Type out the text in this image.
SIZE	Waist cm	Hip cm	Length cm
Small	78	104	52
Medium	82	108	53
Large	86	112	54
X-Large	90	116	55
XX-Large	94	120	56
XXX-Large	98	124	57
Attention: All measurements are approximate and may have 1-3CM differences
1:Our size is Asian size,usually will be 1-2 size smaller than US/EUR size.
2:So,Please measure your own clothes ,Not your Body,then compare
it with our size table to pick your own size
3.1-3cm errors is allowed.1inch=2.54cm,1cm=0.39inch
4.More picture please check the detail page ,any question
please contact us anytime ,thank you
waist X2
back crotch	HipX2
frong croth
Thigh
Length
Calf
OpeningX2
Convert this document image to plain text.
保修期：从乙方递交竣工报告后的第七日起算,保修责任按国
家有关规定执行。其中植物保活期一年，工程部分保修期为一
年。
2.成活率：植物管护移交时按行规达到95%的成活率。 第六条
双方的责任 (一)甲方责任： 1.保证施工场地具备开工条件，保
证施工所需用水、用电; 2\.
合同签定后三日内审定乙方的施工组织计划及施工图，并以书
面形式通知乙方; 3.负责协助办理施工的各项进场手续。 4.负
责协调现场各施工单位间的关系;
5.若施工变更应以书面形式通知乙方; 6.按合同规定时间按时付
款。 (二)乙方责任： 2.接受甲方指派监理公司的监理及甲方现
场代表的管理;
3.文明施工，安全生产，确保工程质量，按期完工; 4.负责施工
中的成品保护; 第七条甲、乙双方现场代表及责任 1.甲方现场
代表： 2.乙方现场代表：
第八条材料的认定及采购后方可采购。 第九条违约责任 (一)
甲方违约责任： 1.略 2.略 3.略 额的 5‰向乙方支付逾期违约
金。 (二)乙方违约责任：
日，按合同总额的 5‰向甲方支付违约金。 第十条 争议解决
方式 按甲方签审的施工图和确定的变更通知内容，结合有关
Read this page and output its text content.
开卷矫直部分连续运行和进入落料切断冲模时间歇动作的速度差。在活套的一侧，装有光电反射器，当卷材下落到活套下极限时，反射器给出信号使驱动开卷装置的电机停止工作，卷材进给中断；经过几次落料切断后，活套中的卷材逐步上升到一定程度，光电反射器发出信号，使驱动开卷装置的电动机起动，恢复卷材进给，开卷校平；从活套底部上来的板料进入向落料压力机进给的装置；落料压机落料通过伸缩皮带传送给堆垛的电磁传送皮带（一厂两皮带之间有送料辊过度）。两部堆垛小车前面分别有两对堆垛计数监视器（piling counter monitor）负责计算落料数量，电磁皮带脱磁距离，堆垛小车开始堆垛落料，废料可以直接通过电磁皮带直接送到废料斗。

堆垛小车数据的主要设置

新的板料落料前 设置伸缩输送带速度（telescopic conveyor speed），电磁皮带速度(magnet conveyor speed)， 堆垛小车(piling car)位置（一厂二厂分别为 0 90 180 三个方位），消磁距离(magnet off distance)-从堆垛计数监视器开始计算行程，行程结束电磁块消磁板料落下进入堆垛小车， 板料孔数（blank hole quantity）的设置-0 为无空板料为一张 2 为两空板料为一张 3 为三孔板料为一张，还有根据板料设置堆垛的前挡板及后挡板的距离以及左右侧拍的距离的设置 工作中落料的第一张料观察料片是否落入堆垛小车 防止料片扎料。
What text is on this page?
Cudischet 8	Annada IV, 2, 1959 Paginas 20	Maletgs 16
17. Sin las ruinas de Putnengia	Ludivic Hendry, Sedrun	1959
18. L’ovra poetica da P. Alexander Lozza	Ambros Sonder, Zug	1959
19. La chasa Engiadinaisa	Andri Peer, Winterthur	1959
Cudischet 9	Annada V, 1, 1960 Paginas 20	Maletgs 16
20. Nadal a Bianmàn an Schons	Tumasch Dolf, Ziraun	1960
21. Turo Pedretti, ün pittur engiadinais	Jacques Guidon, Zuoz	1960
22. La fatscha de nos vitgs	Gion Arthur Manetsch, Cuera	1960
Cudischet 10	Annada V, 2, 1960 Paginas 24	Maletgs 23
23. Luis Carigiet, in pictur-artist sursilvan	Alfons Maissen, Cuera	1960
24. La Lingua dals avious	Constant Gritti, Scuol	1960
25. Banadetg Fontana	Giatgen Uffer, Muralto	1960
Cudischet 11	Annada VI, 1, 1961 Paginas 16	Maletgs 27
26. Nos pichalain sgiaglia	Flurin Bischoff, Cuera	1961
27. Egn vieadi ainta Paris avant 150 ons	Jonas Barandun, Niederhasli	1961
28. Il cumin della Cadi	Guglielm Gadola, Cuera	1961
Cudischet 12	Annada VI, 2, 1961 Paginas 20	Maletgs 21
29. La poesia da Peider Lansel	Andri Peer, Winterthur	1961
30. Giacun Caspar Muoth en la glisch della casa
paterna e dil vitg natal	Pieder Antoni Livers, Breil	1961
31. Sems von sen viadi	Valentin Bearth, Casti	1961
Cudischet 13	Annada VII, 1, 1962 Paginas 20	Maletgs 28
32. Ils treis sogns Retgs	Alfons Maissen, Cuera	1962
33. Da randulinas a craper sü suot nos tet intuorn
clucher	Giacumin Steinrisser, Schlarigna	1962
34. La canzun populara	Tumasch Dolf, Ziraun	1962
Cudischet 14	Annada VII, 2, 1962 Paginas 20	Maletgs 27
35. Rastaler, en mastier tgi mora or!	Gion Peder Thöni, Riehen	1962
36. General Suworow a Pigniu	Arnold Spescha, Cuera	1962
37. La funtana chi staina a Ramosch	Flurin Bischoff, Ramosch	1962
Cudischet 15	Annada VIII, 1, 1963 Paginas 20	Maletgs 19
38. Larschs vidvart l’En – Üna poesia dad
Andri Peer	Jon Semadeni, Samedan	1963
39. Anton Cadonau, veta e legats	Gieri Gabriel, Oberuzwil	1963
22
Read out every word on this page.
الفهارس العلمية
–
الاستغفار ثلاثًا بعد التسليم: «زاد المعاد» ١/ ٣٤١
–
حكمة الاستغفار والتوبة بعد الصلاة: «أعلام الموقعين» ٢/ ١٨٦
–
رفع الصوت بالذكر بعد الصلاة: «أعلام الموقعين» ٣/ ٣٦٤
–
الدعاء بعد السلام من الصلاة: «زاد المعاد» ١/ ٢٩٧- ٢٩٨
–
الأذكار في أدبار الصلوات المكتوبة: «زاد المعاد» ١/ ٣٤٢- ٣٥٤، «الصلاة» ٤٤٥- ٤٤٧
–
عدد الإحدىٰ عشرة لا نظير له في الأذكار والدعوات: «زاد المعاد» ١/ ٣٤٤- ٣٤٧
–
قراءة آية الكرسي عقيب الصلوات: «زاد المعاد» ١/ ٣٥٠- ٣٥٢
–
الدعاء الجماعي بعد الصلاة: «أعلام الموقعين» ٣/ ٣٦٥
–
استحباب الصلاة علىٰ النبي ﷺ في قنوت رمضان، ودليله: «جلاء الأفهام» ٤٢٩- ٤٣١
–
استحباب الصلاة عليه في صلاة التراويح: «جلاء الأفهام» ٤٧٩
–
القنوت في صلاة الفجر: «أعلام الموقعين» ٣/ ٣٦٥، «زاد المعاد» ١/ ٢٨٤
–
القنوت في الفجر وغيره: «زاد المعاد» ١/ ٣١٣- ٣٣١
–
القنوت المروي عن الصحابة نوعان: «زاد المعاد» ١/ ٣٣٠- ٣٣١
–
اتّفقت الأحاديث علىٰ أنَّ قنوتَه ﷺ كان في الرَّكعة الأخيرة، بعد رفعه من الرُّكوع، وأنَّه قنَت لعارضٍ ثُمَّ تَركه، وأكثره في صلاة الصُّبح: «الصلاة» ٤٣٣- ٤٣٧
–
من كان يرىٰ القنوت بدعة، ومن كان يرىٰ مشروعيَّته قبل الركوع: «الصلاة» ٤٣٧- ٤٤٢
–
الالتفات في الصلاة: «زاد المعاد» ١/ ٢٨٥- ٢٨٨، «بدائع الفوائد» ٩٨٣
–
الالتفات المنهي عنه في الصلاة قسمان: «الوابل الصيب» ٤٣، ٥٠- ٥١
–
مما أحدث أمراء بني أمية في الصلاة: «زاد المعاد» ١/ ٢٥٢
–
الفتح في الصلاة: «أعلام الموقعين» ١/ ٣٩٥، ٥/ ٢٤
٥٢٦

◆ Exercise details: Return a copy of every line that includes the word "Cuera".

◆ Result of this exercise:
22. La fatscha de nos vitgs	Gion Arthur Manetsch, Cuera	1960
23. Luis Carigiet, in pictur-artist sursilvan	Alfons Maissen, Cuera	1960
26. Nos pichalain sgiaglia	Flurin Bischoff, Cuera	1961
28. Il cumin della Cadi	Guglielm Gadola, Cuera	1961
32. Ils treis sogns Retgs	Alfons Maissen, Cuera	1962
36. General Suworow a Pigniu	Arnold Spescha, Cuera	1962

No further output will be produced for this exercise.